## Stored data

········

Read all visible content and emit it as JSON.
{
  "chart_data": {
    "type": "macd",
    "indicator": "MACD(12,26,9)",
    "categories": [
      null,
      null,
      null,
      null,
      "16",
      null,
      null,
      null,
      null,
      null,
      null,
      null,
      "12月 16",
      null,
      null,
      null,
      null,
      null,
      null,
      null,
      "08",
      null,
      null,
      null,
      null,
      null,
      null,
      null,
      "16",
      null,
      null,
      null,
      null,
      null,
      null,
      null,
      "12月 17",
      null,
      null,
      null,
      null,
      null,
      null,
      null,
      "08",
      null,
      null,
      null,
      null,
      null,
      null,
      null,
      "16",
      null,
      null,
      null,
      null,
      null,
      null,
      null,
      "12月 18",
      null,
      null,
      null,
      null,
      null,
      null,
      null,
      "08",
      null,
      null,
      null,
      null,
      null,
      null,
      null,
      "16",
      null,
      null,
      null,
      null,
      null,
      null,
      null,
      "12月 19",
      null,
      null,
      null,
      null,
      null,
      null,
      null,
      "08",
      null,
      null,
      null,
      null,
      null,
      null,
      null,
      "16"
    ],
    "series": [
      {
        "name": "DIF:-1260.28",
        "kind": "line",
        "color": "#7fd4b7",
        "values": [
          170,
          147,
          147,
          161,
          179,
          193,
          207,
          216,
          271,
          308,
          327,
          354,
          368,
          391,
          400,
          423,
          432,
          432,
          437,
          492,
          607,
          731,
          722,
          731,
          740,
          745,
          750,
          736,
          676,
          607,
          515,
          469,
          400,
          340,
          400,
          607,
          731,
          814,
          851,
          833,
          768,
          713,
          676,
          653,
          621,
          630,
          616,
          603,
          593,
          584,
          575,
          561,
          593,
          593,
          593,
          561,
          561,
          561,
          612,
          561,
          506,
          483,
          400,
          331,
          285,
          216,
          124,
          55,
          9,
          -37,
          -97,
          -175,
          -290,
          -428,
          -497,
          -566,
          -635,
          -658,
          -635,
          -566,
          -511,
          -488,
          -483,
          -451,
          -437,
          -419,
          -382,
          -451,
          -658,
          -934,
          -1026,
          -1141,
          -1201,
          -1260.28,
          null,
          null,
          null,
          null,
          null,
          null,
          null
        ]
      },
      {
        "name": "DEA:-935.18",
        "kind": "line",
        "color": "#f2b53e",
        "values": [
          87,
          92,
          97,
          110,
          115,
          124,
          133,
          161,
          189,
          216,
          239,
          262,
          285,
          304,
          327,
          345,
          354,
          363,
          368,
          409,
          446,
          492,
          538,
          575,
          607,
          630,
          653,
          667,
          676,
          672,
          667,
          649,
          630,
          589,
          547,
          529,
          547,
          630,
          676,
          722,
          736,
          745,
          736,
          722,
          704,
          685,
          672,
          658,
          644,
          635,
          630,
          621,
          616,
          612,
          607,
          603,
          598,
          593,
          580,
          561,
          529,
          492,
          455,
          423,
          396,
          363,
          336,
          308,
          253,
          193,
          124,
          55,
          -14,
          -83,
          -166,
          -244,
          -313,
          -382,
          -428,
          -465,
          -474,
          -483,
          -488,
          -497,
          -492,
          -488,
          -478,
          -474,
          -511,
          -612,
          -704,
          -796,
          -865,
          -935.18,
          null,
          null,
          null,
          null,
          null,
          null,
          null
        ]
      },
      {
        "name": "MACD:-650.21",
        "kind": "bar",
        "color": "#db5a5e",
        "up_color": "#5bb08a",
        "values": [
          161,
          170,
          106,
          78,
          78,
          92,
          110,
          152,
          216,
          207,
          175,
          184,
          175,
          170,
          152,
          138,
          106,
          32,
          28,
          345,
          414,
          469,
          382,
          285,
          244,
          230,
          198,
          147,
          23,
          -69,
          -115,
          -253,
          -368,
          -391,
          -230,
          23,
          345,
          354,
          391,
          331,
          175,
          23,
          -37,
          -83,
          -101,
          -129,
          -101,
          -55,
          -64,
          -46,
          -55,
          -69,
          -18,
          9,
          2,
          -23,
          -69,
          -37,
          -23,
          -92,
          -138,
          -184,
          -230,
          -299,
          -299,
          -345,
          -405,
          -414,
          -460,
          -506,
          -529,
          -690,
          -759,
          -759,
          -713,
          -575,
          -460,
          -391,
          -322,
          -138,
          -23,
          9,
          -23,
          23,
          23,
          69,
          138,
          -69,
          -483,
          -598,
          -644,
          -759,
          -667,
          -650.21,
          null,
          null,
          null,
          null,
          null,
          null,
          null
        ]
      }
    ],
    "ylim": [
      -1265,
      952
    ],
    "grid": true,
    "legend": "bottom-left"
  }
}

········

## Instruction
Write every entry out again exactly.

## Answer to this problem
Read all visible content and emit it as JSON.
{
  "chart_data": {
    "type": "macd",
    "indicator": "MACD(12,26,9)",
    "categories": [
      null,
      null,
      null,
      null,
      "16",
      null,
      null,
      null,
      null,
      null,
      null,
      null,
      "12月 16",
      null,
      null,
      null,
      null,
      null,
      null,
      null,
      "08",
      null,
      null,
      null,
      null,
      null,
      null,
      null,
      "16",
      null,
      null,
      null,
      null,
      null,
      null,
      null,
      "12月 17",
      null,
      null,
      null,
      null,
      null,
      null,
      null,
      "08",
      null,
      null,
      null,
      null,
      null,
      null,
      null,
      "16",
      null,
      null,
      null,
      null,
      null,
      null,
      null,
      "12月 18",
      null,
      null,
      null,
      null,
      null,
      null,
      null,
      "08",
      null,
      null,
      null,
      null,
      null,
      null,
      null,
      "16",
      null,
      null,
      null,
      null,
      null,
      null,
      null,
      "12月 19",
      null,
      null,
      null,
      null,
      null,
      null,
      null,
      "08",
      null,
      null,
      null,
      null,
      null,
      null,
      null,
      "16"
    ],
    "series": [
      {
        "name": "DIF:-1260.28",
        "kind": "line",
        "color": "#7fd4b7",
        "values": [
          170,
          147,
          147,
          161,
          179,
          193,
          207,
          216,
          271,
          308,
          327,
          354,
          368,
          391,
          400,
          423,
          432,
          432,
          437,
          492,
          607,
          731,
          722,
          731,
          740,
          745,
          750,
          736,
          676,
          607,
          515,
          469,
          400,
          340,
          400,
          607,
          731,
          814,
          851,
          833,
          768,
          713,
          676,
          653,
          621,
          630,
          616,
          603,
          593,
          584,
          575,
          561,
          593,
          593,
          593,
          561,
          561,
          561,
          612,
          561,
          506,
          483,
          400,
          331,
          285,
          216,
          124,
          55,
          9,
          -37,
          -97,
          -175,
          -290,
          -428,
          -497,
          -566,
          -635,
          -658,
          -635,
          -566,
          -511,
          -488,
          -483,
          -451,
          -437,
          -419,
          -382,
          -451,
          -658,
          -934,
          -1026,
          -1141,
          -1201,
          -1260.28,
          null,
          null,
          null,
          null,
          null,
          null,
          null
        ]
      },
      {
        "name": "DEA:-935.18",
        "kind": "line",
        "color": "#f2b53e",
        "values": [
          87,
          92,
          97,
          110,
          115,
          124,
          133,
          161,
          189,
          216,
          239,
          262,
          285,
          304,
          327,
          345,
          354,
          363,
          368,
          409,
          446,
          492,
          538,
          575,
          607,
          630,
          653,
          667,
          676,
          672,
          667,
          649,
          630,
          589,
          547,
          529,
          547,
          630,
          676,
          722,
          736,
          745,
          736,
          722,
          704,
          685,
          672,
          658,
          644,
          635,
          630,
          621,
          616,
          612,
          607,
          603,
          598,
          593,
          580,
          561,
          529,
          492,
          455,
          423,
          396,
          363,
          336,
          308,
          253,
          193,
          124,
          55,
          -14,
          -83,
          -166,
          -244,
          -313,
          -382,
          -428,
          -465,
          -474,
          -483,
          -488,
          -497,
          -492,
          -488,
          -478,
          -474,
          -511,
          -612,
          -704,
          -796,
          -865,
          -935.18,
          null,
          null,
          null,
          null,
          null,
          null,
          null
        ]
      },
      {
        "name": "MACD:-650.21",
        "kind": "bar",
        "color": "#db5a5e",
        "up_color": "#5bb08a",
        "values": [
          161,
          170,
          106,
          78,
          78,
          92,
          110,
          152,
          216,
          207,
          175,
          184,
          175,
          170,
          152,
          138,
          106,
          32,
          28,
          345,
          414,
          469,
          382,
          285,
          244,
          230,
          198,
          147,
          23,
          -69,
          -115,
          -253,
          -368,
          -391,
          -230,
          23,
          345,
          354,
          391,
          331,
          175,
          23,
          -37,
          -83,
          -101,
          -129,
          -101,
          -55,
          -64,
          -46,
          -55,
          -69,
          -18,
          9,
          2,
          -23,
          -69,
          -37,
          -23,
          -92,
          -138,
          -184,
          -230,
          -299,
          -299,
          -345,
          -405,
          -414,
          -460,
          -506,
          -529,
          -690,
          -759,
          -759,
          -713,
          -575,
          -460,
          -391,
          -322,
          -138,
          -23,
          9,
          -23,
          23,
          23,
          69,
          138,
          -69,
          -483,
          -598,
          -644,
          -759,
          -667,
          -650.21,
          null,
          null,
          null,
          null,
          null,
          null,
          null
        ]
      }
    ],
    "ylim": [
      -1265,
      952
    ],
    "grid": true,
    "legend": "bottom-left"
  }
}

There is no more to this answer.